>> START

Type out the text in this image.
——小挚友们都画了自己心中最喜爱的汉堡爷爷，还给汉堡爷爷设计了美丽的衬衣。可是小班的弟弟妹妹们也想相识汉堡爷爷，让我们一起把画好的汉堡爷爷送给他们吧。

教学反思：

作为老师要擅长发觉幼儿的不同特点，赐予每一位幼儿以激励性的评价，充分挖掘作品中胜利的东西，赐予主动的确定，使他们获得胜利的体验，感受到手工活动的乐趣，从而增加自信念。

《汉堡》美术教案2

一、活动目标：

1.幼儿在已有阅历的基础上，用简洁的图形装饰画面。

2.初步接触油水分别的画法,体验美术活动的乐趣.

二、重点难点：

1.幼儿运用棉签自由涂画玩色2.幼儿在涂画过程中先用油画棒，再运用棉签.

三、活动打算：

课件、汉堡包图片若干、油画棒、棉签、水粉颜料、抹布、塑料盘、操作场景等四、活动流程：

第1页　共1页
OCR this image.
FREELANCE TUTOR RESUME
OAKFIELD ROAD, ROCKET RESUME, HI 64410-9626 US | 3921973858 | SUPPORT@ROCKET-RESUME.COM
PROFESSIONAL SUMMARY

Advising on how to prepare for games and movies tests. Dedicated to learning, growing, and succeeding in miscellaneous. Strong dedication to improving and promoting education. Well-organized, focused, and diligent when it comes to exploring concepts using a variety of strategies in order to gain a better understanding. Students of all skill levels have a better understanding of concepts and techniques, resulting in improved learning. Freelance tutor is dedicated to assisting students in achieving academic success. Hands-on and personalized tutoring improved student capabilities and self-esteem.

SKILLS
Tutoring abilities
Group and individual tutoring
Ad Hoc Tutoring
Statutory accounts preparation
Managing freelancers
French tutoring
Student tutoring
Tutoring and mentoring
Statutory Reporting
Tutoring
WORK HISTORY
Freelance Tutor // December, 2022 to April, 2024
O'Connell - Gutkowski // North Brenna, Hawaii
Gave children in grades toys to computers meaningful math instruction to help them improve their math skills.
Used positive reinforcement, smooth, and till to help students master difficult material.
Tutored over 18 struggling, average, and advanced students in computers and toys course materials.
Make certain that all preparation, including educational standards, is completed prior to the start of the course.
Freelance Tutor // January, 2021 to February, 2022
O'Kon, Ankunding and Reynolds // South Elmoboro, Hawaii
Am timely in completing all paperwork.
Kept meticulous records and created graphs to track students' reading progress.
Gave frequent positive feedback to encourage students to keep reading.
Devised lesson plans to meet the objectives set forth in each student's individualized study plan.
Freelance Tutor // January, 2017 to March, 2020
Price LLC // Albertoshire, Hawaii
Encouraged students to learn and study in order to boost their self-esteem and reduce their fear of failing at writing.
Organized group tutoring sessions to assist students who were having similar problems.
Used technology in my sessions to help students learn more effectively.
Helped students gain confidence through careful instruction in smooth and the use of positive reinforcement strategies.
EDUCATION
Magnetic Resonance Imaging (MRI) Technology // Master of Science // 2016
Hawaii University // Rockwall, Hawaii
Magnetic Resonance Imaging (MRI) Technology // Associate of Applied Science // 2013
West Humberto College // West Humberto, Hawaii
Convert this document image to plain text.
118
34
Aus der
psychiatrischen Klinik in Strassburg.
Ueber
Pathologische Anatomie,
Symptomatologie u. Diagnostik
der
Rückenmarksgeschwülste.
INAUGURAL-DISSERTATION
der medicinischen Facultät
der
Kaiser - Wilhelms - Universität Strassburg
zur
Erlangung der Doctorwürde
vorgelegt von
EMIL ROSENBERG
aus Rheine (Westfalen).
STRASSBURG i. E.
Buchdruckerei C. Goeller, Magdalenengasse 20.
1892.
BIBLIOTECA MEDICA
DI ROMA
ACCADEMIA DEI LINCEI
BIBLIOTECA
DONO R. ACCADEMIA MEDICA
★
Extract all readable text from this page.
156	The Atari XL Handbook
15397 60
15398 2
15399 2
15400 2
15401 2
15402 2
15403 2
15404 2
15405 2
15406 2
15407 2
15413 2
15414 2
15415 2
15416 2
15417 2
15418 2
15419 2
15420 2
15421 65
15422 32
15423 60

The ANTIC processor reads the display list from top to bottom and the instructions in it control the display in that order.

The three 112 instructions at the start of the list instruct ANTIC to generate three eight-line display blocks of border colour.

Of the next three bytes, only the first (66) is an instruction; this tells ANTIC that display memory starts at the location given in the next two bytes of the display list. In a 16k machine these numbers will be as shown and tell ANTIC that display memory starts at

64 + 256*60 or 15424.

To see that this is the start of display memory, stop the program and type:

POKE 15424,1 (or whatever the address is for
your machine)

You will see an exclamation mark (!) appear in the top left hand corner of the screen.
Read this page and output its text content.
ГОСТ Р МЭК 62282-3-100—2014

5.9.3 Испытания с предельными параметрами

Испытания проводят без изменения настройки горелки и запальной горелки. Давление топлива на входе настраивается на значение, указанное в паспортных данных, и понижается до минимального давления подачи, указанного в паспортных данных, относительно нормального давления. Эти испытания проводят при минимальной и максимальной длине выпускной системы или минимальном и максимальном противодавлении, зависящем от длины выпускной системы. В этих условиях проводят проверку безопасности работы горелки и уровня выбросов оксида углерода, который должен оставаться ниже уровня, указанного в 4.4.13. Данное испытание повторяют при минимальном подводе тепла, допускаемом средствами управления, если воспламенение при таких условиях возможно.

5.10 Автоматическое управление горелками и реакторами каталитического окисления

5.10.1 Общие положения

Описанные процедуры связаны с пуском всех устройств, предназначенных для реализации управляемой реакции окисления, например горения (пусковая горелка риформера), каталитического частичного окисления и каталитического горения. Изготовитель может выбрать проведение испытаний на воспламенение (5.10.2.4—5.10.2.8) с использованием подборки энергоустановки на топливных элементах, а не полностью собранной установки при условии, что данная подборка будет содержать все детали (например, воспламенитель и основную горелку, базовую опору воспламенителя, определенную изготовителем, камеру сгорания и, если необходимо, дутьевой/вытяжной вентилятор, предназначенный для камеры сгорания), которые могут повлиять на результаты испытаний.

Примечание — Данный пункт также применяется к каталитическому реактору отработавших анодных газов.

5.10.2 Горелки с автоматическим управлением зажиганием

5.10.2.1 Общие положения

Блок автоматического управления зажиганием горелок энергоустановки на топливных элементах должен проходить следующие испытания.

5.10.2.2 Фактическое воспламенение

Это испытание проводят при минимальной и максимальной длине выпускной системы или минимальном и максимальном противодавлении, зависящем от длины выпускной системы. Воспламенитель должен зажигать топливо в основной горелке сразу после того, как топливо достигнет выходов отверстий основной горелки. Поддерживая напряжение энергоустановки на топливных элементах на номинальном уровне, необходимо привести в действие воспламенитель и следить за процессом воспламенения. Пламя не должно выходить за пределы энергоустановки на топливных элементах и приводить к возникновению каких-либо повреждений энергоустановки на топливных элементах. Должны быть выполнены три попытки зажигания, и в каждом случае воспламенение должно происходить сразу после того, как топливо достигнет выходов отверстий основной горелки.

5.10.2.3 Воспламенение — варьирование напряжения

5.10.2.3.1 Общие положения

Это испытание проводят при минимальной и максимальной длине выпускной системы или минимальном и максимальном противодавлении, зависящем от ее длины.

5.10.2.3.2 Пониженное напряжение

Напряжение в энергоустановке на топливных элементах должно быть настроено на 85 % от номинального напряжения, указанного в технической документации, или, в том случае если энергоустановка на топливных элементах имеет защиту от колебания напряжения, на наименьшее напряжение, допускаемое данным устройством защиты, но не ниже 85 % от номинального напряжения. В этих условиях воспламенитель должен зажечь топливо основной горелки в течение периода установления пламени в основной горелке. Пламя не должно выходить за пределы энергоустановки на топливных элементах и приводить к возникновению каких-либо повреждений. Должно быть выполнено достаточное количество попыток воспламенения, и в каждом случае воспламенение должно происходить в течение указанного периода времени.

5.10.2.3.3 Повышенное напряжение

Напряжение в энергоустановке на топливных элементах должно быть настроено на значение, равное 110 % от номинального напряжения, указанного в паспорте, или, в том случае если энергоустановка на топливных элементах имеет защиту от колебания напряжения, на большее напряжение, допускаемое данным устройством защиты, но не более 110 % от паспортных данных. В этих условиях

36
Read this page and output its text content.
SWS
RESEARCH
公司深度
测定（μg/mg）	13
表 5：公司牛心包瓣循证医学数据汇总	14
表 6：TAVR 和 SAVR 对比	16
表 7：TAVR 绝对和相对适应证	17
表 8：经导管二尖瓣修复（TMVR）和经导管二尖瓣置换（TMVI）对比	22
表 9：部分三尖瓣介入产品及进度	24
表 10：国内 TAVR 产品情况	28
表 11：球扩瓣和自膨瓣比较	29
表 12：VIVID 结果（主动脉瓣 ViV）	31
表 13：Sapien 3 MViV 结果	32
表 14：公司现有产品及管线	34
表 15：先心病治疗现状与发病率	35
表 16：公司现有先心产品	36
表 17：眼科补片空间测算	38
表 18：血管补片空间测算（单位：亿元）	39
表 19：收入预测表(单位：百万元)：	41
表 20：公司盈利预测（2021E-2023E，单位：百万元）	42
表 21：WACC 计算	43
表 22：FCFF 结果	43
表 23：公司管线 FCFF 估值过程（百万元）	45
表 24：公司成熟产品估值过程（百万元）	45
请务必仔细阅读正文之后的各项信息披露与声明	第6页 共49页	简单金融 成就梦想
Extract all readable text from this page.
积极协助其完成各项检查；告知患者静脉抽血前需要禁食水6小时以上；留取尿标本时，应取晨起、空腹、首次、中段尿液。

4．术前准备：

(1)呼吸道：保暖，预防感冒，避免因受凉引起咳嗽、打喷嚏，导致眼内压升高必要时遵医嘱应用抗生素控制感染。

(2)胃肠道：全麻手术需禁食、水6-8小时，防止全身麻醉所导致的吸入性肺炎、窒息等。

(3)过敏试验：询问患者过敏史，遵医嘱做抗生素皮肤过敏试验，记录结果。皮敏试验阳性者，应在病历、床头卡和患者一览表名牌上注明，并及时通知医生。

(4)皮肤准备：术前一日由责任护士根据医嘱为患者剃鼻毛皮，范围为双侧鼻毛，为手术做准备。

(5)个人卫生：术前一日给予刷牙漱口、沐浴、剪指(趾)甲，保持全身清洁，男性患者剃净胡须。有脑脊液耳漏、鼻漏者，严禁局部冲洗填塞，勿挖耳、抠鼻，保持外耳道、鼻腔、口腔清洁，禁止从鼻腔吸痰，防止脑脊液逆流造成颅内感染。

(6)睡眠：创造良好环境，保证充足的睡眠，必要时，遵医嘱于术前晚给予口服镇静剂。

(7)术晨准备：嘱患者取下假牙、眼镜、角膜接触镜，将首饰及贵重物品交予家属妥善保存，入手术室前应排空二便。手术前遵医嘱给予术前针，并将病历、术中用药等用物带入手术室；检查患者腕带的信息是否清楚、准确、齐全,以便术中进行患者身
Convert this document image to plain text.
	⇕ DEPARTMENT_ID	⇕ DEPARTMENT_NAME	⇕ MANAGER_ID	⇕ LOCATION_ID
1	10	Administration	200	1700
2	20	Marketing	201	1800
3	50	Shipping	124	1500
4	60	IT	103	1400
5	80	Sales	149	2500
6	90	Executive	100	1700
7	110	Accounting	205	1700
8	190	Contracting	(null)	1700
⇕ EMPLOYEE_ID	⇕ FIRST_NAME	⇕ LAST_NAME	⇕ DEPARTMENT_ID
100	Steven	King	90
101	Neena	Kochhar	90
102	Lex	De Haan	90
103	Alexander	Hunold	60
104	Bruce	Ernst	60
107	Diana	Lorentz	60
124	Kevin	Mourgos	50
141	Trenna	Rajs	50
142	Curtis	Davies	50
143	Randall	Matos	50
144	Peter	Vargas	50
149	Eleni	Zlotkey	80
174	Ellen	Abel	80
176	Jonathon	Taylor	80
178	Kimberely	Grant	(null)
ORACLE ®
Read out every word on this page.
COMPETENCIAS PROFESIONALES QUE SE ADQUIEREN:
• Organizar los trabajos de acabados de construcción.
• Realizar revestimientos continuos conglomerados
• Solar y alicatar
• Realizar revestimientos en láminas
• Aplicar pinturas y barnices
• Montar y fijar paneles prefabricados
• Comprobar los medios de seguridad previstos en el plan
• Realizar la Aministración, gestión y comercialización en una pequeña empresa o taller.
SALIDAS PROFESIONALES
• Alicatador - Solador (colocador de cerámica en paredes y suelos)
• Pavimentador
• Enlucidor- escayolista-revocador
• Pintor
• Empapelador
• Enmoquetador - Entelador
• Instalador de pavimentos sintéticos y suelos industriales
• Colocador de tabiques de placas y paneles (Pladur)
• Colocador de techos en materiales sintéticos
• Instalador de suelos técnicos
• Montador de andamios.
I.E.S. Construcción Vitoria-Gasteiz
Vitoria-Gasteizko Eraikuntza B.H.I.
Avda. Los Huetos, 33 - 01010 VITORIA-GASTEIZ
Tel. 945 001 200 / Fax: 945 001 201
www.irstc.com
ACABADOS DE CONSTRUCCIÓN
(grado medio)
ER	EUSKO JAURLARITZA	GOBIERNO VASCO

>> END

### Task goal
Return only the number of lines in the data above that include the word "sessions".

### Solved problem
2